**Your goal**
Scan the records for the string "java"; copy each line where it occurs.

**Materials provided**
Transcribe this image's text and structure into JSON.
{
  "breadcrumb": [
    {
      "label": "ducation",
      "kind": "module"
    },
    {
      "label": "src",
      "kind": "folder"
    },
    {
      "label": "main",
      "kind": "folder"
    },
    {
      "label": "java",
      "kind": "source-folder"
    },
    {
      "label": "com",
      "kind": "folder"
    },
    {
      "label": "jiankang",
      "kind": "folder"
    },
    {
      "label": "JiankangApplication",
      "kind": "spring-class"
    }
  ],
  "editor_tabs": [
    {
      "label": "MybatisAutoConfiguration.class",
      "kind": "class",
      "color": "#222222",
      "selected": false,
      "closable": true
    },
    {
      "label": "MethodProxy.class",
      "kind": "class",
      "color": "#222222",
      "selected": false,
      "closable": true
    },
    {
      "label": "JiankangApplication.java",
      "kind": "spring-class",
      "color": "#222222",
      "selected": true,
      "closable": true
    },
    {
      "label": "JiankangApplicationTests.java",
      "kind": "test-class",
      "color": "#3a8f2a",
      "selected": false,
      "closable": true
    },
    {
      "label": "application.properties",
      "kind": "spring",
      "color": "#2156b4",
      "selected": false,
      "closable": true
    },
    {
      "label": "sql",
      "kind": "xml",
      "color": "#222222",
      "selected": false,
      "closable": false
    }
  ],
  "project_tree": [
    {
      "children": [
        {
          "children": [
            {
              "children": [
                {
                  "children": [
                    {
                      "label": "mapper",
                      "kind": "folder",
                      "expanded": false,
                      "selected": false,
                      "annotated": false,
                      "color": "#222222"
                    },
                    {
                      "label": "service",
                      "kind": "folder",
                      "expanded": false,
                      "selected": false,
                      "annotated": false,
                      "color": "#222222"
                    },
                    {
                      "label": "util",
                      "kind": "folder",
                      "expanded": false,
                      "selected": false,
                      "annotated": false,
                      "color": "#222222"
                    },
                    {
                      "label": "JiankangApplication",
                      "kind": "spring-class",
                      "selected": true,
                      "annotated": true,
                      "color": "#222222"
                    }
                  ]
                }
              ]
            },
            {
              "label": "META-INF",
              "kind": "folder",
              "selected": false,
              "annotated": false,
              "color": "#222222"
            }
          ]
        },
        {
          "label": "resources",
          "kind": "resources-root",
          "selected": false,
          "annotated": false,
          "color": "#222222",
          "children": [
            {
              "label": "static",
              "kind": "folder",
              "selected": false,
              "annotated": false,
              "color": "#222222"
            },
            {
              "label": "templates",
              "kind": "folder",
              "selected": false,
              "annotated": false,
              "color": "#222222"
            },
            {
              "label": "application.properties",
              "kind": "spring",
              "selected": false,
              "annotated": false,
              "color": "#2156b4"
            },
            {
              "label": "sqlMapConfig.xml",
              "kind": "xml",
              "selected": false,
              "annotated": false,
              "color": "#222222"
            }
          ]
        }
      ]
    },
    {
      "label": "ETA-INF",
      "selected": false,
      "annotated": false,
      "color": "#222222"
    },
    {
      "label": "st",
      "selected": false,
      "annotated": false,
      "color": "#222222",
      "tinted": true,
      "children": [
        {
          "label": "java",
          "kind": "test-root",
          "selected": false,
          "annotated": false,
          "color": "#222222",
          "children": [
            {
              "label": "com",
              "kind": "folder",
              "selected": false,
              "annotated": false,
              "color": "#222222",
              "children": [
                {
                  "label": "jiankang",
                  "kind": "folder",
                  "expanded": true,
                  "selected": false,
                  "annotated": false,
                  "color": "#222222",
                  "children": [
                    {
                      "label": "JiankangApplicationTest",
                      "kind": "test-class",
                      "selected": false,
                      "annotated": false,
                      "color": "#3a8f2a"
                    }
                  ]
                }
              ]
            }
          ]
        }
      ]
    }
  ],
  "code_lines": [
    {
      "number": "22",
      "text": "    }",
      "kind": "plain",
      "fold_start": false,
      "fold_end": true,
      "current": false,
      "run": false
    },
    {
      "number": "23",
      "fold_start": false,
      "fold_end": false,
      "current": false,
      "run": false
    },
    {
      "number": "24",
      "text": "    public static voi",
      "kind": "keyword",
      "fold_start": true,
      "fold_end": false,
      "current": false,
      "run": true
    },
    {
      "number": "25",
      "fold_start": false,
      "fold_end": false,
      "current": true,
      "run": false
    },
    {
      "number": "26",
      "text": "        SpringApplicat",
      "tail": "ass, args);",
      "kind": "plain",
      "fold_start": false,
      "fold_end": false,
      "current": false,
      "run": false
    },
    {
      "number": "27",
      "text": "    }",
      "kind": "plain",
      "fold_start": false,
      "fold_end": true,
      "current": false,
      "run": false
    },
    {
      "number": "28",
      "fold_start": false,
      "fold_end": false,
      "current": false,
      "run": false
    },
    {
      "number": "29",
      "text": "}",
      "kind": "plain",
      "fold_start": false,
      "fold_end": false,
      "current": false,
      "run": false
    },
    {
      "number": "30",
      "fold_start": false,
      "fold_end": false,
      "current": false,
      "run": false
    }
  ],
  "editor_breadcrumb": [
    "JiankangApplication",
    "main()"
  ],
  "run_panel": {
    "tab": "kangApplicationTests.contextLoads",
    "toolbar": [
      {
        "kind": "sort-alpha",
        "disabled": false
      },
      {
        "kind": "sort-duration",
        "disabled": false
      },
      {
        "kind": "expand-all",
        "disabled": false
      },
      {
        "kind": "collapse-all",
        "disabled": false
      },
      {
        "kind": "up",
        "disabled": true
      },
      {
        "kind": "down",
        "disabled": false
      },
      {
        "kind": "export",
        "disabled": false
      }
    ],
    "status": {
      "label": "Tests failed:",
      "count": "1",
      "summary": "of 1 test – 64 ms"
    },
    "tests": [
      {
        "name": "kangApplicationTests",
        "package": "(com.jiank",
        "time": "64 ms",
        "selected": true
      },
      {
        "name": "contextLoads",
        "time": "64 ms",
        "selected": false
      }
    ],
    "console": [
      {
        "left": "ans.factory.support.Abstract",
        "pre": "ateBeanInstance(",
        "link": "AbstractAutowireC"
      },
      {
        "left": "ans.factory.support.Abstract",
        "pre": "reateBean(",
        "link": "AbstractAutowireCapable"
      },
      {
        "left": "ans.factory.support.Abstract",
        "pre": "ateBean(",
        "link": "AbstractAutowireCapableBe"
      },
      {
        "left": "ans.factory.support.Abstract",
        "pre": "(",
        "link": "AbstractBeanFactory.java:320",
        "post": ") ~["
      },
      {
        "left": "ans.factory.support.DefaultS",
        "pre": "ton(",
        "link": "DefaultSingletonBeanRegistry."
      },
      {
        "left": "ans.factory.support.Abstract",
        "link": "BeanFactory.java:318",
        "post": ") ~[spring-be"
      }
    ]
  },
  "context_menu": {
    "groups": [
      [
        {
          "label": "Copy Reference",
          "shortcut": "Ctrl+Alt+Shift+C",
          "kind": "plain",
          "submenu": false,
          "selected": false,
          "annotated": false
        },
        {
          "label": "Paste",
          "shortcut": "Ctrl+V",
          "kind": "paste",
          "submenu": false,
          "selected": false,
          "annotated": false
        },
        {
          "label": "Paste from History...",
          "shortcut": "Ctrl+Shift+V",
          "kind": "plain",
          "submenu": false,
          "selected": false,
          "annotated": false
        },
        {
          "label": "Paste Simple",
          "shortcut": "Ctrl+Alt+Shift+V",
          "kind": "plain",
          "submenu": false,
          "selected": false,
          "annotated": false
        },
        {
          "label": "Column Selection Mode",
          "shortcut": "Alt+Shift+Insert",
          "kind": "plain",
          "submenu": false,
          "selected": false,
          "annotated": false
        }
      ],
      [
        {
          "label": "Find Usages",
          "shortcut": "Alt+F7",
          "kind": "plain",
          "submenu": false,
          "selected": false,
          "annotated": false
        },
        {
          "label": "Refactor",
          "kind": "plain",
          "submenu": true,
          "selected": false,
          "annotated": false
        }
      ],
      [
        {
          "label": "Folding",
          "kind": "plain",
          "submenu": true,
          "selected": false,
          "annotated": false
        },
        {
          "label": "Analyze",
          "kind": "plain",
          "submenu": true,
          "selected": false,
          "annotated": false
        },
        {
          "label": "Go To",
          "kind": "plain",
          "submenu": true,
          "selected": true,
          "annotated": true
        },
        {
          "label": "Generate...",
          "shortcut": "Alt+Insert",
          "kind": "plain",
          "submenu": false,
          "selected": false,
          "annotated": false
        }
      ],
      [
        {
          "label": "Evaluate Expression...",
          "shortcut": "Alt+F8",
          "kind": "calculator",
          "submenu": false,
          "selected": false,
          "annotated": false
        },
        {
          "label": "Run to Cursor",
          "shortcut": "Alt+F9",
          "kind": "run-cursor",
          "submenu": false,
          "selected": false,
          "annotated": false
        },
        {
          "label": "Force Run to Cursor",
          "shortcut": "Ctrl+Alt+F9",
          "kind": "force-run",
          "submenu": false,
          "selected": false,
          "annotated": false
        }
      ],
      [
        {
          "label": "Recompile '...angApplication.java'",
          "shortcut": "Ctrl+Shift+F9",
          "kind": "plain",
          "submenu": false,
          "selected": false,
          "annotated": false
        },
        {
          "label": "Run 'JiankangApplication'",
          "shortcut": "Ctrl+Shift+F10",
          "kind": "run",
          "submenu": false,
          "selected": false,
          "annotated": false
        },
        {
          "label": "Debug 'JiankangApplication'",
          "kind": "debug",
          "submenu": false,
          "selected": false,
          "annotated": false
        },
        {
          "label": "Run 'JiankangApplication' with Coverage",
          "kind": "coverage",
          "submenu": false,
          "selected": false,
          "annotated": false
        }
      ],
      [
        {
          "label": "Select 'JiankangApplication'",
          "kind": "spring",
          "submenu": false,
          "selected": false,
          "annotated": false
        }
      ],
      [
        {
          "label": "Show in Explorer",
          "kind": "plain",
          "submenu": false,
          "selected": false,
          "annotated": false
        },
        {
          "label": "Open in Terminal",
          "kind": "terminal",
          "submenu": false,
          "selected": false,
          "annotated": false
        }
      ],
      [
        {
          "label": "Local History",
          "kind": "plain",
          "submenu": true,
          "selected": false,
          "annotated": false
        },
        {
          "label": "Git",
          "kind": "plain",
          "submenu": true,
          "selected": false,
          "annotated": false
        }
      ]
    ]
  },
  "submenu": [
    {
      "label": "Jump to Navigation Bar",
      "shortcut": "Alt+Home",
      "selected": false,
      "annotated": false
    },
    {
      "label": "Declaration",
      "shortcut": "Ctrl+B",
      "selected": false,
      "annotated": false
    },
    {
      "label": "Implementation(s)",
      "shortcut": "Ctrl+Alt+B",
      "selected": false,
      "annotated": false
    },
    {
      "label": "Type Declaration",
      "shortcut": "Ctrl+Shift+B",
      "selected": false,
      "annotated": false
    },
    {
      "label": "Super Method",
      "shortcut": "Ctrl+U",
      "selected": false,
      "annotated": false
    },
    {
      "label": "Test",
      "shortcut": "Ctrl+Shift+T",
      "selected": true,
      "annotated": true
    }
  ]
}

**Result**
      "label": "java",
      "label": "JiankangApplication.java",
      "label": "JiankangApplicationTests.java",
          "label": "java",
        "link": "AbstractBeanFactory.java:320",
        "link": "BeanFactory.java:318",
          "label": "Recompile '...angApplication.java'",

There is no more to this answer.